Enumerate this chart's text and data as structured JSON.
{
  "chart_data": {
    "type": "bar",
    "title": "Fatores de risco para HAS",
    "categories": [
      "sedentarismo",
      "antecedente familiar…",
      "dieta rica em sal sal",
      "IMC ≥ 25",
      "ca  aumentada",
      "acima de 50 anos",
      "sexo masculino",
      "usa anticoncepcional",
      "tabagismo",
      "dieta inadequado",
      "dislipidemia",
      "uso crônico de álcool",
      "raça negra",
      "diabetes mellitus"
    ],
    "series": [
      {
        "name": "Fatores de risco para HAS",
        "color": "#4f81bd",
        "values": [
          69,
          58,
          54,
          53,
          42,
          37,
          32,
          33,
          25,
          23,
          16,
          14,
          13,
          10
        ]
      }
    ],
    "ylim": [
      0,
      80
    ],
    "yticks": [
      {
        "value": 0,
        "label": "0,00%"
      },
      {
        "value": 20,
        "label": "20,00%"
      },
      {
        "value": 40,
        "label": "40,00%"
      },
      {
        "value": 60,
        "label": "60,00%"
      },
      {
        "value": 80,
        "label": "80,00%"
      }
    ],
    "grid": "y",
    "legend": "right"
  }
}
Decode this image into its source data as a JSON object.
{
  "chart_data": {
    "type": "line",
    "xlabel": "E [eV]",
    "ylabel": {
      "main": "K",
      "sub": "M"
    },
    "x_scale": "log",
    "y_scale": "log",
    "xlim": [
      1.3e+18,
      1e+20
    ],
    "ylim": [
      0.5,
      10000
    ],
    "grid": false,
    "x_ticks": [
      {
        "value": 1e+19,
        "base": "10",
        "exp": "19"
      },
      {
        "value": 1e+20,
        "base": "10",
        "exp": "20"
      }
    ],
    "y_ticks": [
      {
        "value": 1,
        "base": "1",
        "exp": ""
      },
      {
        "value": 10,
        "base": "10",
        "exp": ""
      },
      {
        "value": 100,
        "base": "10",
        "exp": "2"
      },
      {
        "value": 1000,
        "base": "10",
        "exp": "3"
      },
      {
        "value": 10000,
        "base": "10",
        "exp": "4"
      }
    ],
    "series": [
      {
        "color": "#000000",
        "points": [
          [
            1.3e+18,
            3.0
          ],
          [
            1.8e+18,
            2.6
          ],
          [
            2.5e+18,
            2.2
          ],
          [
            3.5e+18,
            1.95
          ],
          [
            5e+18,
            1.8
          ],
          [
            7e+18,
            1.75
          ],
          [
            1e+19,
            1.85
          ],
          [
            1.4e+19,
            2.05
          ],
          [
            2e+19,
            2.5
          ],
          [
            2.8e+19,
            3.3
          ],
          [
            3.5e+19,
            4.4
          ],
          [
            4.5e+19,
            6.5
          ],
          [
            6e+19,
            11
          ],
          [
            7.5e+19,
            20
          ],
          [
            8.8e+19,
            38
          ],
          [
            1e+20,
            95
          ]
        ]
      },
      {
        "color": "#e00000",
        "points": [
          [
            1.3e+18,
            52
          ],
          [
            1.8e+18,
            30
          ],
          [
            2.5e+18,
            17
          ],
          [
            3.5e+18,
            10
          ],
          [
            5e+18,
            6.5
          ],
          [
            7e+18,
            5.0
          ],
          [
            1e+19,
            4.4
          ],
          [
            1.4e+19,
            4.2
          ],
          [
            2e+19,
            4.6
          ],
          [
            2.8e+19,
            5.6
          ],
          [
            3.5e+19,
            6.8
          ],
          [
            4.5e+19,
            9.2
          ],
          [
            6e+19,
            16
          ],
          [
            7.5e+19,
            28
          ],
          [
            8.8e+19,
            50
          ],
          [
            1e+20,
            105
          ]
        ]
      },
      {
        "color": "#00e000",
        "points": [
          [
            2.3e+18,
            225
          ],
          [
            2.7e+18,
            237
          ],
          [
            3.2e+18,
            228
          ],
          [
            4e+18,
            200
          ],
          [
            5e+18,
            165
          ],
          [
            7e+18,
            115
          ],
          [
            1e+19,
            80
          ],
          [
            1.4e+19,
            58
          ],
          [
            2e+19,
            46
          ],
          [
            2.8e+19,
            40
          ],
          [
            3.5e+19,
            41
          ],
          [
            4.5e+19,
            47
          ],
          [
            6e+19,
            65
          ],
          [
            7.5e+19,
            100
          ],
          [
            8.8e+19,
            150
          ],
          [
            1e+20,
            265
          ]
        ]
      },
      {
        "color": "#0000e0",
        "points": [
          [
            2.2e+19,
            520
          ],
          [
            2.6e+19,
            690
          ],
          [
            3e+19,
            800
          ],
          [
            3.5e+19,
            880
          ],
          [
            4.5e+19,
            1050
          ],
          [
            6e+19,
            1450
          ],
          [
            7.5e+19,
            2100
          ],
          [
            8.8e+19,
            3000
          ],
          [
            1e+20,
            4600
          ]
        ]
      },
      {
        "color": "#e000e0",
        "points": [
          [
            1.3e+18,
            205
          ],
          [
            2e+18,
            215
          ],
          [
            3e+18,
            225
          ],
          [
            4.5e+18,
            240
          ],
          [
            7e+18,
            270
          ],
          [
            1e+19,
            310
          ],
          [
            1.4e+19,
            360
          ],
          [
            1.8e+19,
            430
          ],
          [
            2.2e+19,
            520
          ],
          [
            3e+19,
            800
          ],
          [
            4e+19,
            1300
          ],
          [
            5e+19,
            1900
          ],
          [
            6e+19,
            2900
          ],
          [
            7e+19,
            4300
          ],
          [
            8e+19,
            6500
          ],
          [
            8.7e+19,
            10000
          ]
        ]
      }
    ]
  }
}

+++++

Set all of the records down again, exactly as they stand.

Exercise solution →
Enumerate this chart's text and data as structured JSON.
{
  "chart_data": {
    "type": "bar",
    "title": "Fatores de risco para HAS",
    "categories": [
      "sedentarismo",
      "antecedente familiar…",
      "dieta rica em sal sal",
      "IMC ≥ 25",
      "ca  aumentada",
      "acima de 50 anos",
      "sexo masculino",
      "usa anticoncepcional",
      "tabagismo",
      "dieta inadequado",
      "dislipidemia",
      "uso crônico de álcool",
      "raça negra",
      "diabetes mellitus"
    ],
    "series": [
      {
        "name": "Fatores de risco para HAS",
        "color": "#4f81bd",
        "values": [
          69,
          58,
          54,
          53,
          42,
          37,
          32,
          33,
          25,
          23,
          16,
          14,
          13,
          10
        ]
      }
    ],
    "ylim": [
      0,
      80
    ],
    "yticks": [
      {
        "value": 0,
        "label": "0,00%"
      },
      {
        "value": 20,
        "label": "20,00%"
      },
      {
        "value": 40,
        "label": "40,00%"
      },
      {
        "value": 60,
        "label": "60,00%"
      },
      {
        "value": 80,
        "label": "80,00%"
      }
    ],
    "grid": "y",
    "legend": "right"
  }
}
Decode this image into its source data as a JSON object.
{
  "chart_data": {
    "type": "line",
    "xlabel": "E [eV]",
    "ylabel": {
      "main": "K",
      "sub": "M"
    },
    "x_scale": "log",
    "y_scale": "log",
    "xlim": [
      1.3e+18,
      1e+20
    ],
    "ylim": [
      0.5,
      10000
    ],
    "grid": false,
    "x_ticks": [
      {
        "value": 1e+19,
        "base": "10",
        "exp": "19"
      },
      {
        "value": 1e+20,
        "base": "10",
        "exp": "20"
      }
    ],
    "y_ticks": [
      {
        "value": 1,
        "base": "1",
        "exp": ""
      },
      {
        "value": 10,
        "base": "10",
        "exp": ""
      },
      {
        "value": 100,
        "base": "10",
        "exp": "2"
      },
      {
        "value": 1000,
        "base": "10",
        "exp": "3"
      },
      {
        "value": 10000,
        "base": "10",
        "exp": "4"
      }
    ],
    "series": [
      {
        "color": "#000000",
        "points": [
          [
            1.3e+18,
            3.0
          ],
          [
            1.8e+18,
            2.6
          ],
          [
            2.5e+18,
            2.2
          ],
          [
            3.5e+18,
            1.95
          ],
          [
            5e+18,
            1.8
          ],
          [
            7e+18,
            1.75
          ],
          [
            1e+19,
            1.85
          ],
          [
            1.4e+19,
            2.05
          ],
          [
            2e+19,
            2.5
          ],
          [
            2.8e+19,
            3.3
          ],
          [
            3.5e+19,
            4.4
          ],
          [
            4.5e+19,
            6.5
          ],
          [
            6e+19,
            11
          ],
          [
            7.5e+19,
            20
          ],
          [
            8.8e+19,
            38
          ],
          [
            1e+20,
            95
          ]
        ]
      },
      {
        "color": "#e00000",
        "points": [
          [
            1.3e+18,
            52
          ],
          [
            1.8e+18,
            30
          ],
          [
            2.5e+18,
            17
          ],
          [
            3.5e+18,
            10
          ],
          [
            5e+18,
            6.5
          ],
          [
            7e+18,
            5.0
          ],
          [
            1e+19,
            4.4
          ],
          [
            1.4e+19,
            4.2
          ],
          [
            2e+19,
            4.6
          ],
          [
            2.8e+19,
            5.6
          ],
          [
            3.5e+19,
            6.8
          ],
          [
            4.5e+19,
            9.2
          ],
          [
            6e+19,
            16
          ],
          [
            7.5e+19,
            28
          ],
          [
            8.8e+19,
            50
          ],
          [
            1e+20,
            105
          ]
        ]
      },
      {
        "color": "#00e000",
        "points": [
          [
            2.3e+18,
            225
          ],
          [
            2.7e+18,
            237
          ],
          [
            3.2e+18,
            228
          ],
          [
            4e+18,
            200
          ],
          [
            5e+18,
            165
          ],
          [
            7e+18,
            115
          ],
          [
            1e+19,
            80
          ],
          [
            1.4e+19,
            58
          ],
          [
            2e+19,
            46
          ],
          [
            2.8e+19,
            40
          ],
          [
            3.5e+19,
            41
          ],
          [
            4.5e+19,
            47
          ],
          [
            6e+19,
            65
          ],
          [
            7.5e+19,
            100
          ],
          [
            8.8e+19,
            150
          ],
          [
            1e+20,
            265
          ]
        ]
      },
      {
        "color": "#0000e0",
        "points": [
          [
            2.2e+19,
            520
          ],
          [
            2.6e+19,
            690
          ],
          [
            3e+19,
            800
          ],
          [
            3.5e+19,
            880
          ],
          [
            4.5e+19,
            1050
          ],
          [
            6e+19,
            1450
          ],
          [
            7.5e+19,
            2100
          ],
          [
            8.8e+19,
            3000
          ],
          [
            1e+20,
            4600
          ]
        ]
      },
      {
        "color": "#e000e0",
        "points": [
          [
            1.3e+18,
            205
          ],
          [
            2e+18,
            215
          ],
          [
            3e+18,
            225
          ],
          [
            4.5e+18,
            240
          ],
          [
            7e+18,
            270
          ],
          [
            1e+19,
            310
          ],
          [
            1.4e+19,
            360
          ],
          [
            1.8e+19,
            430
          ],
          [
            2.2e+19,
            520
          ],
          [
            3e+19,
            800
          ],
          [
            4e+19,
            1300
          ],
          [
            5e+19,
            1900
          ],
          [
            6e+19,
            2900
          ],
          [
            7e+19,
            4300
          ],
          [
            8e+19,
            6500
          ],
          [
            8.7e+19,
            10000
          ]
        ]
      }
    ]
  }
}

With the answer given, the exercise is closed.